* Data to process:
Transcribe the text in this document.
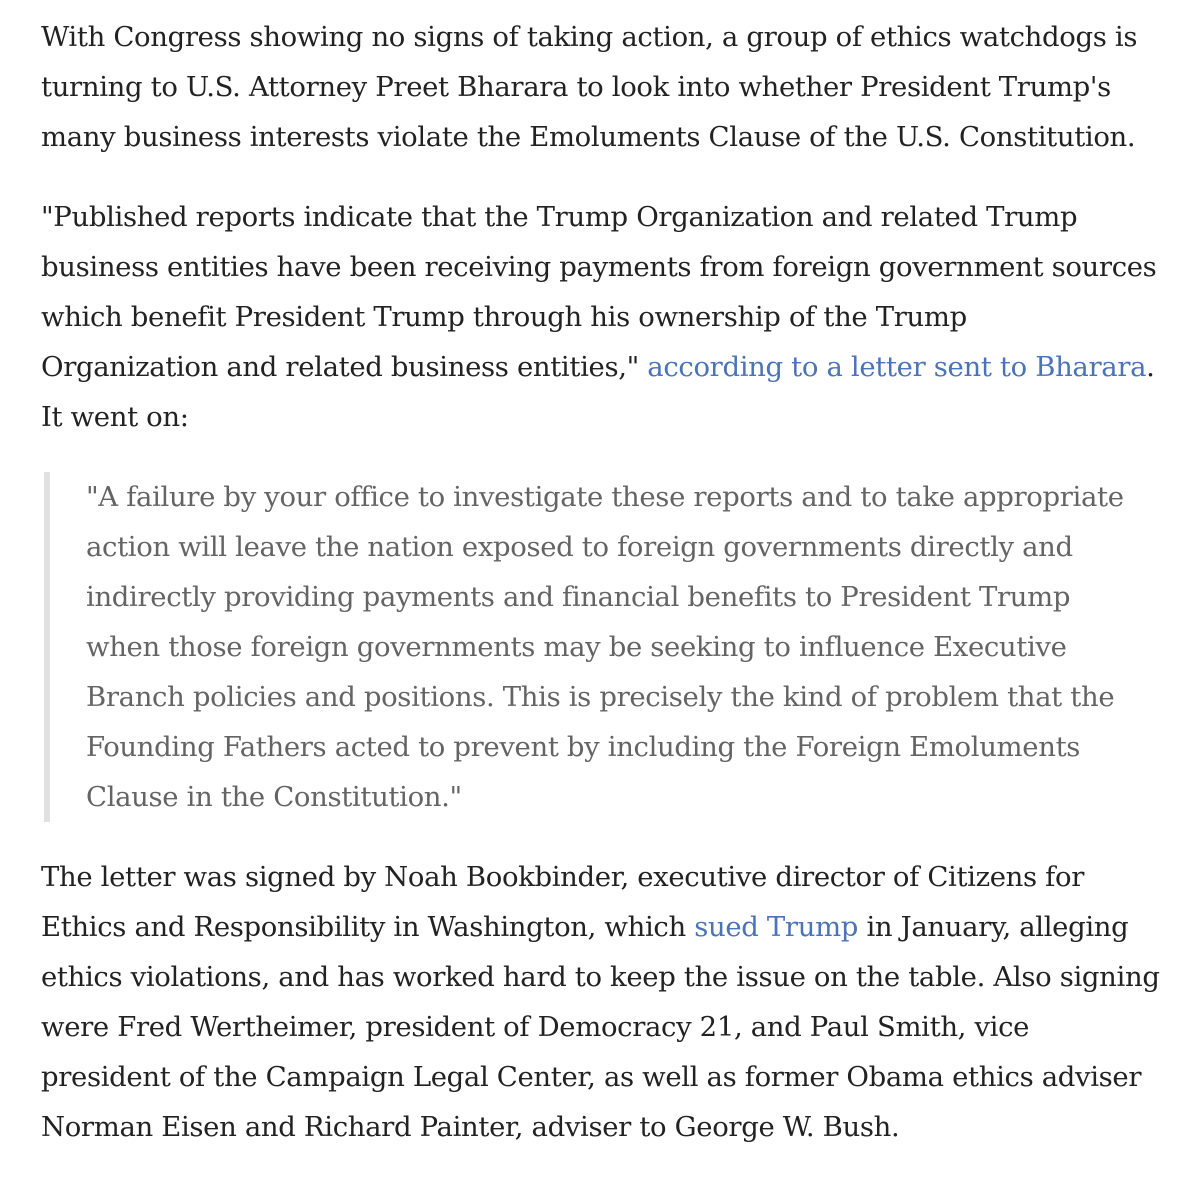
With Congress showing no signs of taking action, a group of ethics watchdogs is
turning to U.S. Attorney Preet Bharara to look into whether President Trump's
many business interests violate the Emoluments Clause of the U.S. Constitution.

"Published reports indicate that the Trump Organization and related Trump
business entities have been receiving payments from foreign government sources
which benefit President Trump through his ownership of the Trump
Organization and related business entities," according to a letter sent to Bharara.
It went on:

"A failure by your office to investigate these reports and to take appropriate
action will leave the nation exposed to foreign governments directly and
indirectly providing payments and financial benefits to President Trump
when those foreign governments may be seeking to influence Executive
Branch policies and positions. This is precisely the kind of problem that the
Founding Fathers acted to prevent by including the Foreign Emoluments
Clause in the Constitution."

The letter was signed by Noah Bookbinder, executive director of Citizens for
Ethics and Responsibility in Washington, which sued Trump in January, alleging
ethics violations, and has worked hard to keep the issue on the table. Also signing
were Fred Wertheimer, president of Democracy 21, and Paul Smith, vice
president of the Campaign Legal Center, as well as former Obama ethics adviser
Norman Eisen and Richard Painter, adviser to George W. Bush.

* What the exercise asks:
Quote the material word for word, dropping any images it holds.

* The answer:
Transcribe the text in this document.
With Congress showing no signs of taking action, a group of ethics watchdogs is
turning to U.S. Attorney Preet Bharara to look into whether President Trump's
many business interests violate the Emoluments Clause of the U.S. Constitution.

"Published reports indicate that the Trump Organization and related Trump
business entities have been receiving payments from foreign government sources
which benefit President Trump through his ownership of the Trump
Organization and related business entities," according to a letter sent to Bharara.
It went on:

"A failure by your office to investigate these reports and to take appropriate
action will leave the nation exposed to foreign governments directly and
indirectly providing payments and financial benefits to President Trump
when those foreign governments may be seeking to influence Executive
Branch policies and positions. This is precisely the kind of problem that the
Founding Fathers acted to prevent by including the Foreign Emoluments
Clause in the Constitution."

The letter was signed by Noah Bookbinder, executive director of Citizens for
Ethics and Responsibility in Washington, which sued Trump in January, alleging
ethics violations, and has worked hard to keep the issue on the table. Also signing
were Fred Wertheimer, president of Democracy 21, and Paul Smith, vice
president of the Campaign Legal Center, as well as former Obama ethics adviser
Norman Eisen and Richard Painter, adviser to George W. Bush.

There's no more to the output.